[Start EXERCISE DATA]

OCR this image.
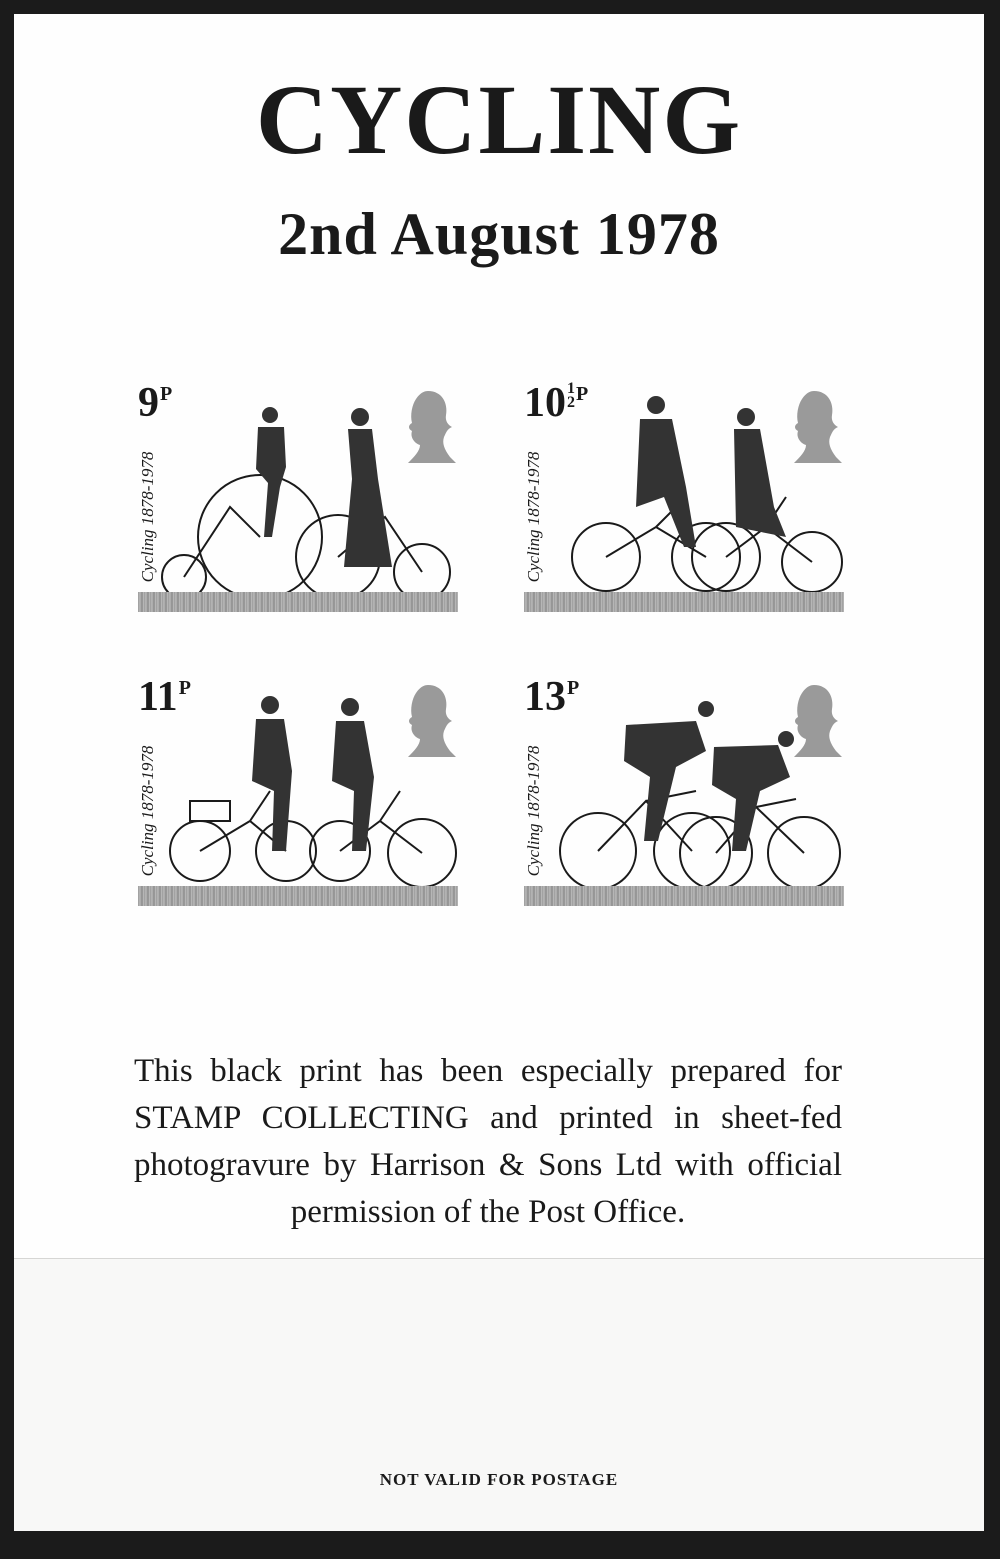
CYCLING
2nd August 1978
$9^P$
Cycling 1878-1978
10 1
2 $^P$
Cycling 1878-1978
$11^P$
Cycling 1878-1978
$13^P$
Cycling 1878-1978

This black print has been especially prepared for STAMP COLLECTING and printed in sheet-fed photogravure by Harrison & Sons Ltd with official permission of the Post Office.

NOT VALID FOR POSTAGE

[End EXERCISE DATA]

AIM
Quote the preceding listing precisely and completely, omitting its images.

ANSWER FOR THIS EXERCISE
OCR this image.
CYCLING
2nd August 1978
$9^P$
Cycling 1878-1978
10 1
2 $^P$
Cycling 1878-1978
$11^P$
Cycling 1878-1978
$13^P$
Cycling 1878-1978

This black print has been especially prepared for STAMP COLLECTING and printed in sheet-fed photogravure by Harrison & Sons Ltd with official permission of the Post Office.

NOT VALID FOR POSTAGE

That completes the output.